* start TASK MATERIAL *
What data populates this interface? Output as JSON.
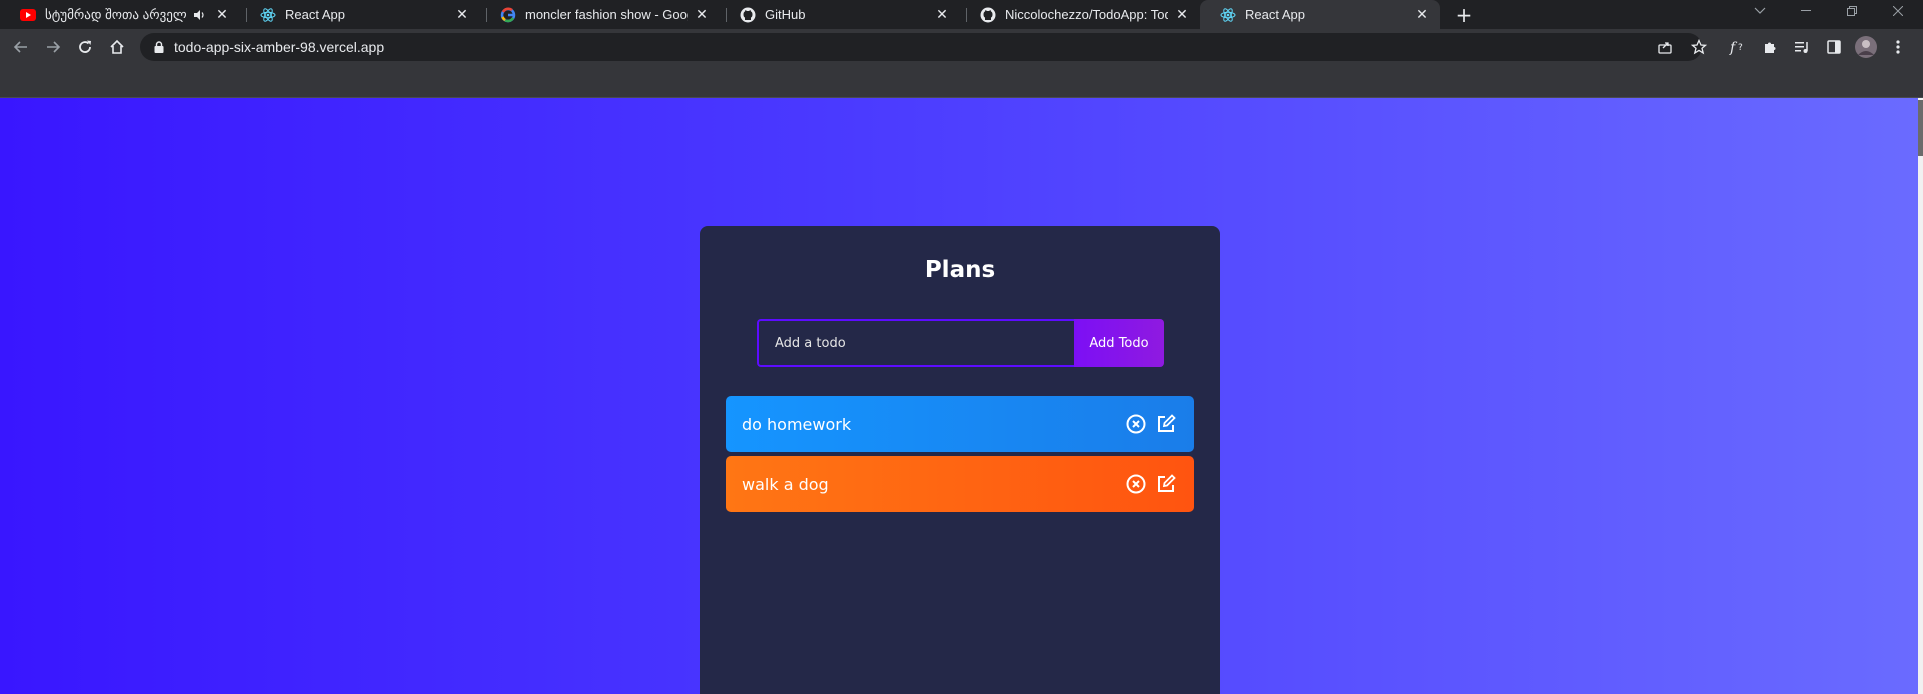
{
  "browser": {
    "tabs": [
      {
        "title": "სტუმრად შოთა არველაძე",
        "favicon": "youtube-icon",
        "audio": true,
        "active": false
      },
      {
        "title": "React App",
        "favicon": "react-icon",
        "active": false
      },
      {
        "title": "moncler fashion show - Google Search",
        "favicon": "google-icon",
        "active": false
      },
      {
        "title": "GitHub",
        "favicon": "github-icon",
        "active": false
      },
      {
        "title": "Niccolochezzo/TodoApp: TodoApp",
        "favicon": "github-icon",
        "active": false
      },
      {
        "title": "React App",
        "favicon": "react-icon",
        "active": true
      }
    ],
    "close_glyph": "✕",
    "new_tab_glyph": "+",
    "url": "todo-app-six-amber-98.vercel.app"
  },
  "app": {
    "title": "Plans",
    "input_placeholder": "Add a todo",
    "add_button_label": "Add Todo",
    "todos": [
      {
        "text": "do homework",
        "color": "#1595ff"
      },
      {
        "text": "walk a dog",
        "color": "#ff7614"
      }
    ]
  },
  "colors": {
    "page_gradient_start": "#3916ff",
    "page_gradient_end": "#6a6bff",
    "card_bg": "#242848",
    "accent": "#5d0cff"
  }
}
* end TASK MATERIAL *
◆ **THE TASK**
Take the listing above and restate it word for word, without its pictures.

◆ **RESULT**
What data populates this interface? Output as JSON.
{
  "browser": {
    "tabs": [
      {
        "title": "სტუმრად შოთა არველაძე",
        "favicon": "youtube-icon",
        "audio": true,
        "active": false
      },
      {
        "title": "React App",
        "favicon": "react-icon",
        "active": false
      },
      {
        "title": "moncler fashion show - Google Search",
        "favicon": "google-icon",
        "active": false
      },
      {
        "title": "GitHub",
        "favicon": "github-icon",
        "active": false
      },
      {
        "title": "Niccolochezzo/TodoApp: TodoApp",
        "favicon": "github-icon",
        "active": false
      },
      {
        "title": "React App",
        "favicon": "react-icon",
        "active": true
      }
    ],
    "close_glyph": "✕",
    "new_tab_glyph": "+",
    "url": "todo-app-six-amber-98.vercel.app"
  },
  "app": {
    "title": "Plans",
    "input_placeholder": "Add a todo",
    "add_button_label": "Add Todo",
    "todos": [
      {
        "text": "do homework",
        "color": "#1595ff"
      },
      {
        "text": "walk a dog",
        "color": "#ff7614"
      }
    ]
  },
  "colors": {
    "page_gradient_start": "#3916ff",
    "page_gradient_end": "#6a6bff",
    "card_bg": "#242848",
    "accent": "#5d0cff"
  }
}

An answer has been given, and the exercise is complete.